◆ Directions for this task
State how many lines of the listing below contain the string "axis". Reply with the number alone.

◆ Recorded data
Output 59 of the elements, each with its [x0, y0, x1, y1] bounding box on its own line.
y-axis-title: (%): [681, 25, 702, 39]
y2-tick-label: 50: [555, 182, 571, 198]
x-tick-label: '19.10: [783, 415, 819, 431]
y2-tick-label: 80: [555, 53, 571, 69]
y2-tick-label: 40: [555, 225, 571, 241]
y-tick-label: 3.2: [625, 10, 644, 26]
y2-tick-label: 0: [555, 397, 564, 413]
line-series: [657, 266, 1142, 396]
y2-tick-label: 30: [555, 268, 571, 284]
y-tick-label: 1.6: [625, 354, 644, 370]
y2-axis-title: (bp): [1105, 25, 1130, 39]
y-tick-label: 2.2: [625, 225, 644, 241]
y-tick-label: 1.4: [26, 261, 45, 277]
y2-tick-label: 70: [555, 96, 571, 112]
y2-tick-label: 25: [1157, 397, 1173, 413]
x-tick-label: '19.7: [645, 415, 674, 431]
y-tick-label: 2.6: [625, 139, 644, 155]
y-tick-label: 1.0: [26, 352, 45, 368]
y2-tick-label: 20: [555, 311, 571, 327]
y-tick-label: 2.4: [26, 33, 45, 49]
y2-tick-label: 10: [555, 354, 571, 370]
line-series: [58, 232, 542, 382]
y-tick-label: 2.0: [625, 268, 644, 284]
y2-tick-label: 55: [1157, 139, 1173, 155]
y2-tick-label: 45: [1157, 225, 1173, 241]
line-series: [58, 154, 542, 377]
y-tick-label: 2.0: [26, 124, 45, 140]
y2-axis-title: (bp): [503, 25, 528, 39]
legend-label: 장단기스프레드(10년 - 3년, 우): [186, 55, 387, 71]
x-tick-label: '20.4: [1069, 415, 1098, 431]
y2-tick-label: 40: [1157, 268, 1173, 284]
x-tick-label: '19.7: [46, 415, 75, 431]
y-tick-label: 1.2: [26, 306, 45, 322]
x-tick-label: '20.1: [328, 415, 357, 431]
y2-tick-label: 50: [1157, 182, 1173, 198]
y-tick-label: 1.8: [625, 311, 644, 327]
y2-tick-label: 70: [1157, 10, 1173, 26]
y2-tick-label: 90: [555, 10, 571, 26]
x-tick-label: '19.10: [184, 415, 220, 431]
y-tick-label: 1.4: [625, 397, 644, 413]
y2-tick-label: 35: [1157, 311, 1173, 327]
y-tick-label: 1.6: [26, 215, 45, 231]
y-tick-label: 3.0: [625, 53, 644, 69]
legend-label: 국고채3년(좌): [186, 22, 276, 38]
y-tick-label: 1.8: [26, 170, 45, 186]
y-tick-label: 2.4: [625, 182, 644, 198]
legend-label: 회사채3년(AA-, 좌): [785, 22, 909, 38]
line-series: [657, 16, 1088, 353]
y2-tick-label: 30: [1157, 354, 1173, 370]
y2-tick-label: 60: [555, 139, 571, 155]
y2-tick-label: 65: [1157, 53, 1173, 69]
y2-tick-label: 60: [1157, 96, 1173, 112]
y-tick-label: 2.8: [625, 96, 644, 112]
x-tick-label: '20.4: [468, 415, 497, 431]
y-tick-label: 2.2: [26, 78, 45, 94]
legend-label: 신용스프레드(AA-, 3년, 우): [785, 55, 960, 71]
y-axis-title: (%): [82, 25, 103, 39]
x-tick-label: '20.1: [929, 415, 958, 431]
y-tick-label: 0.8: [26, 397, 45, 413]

◆ Task response
4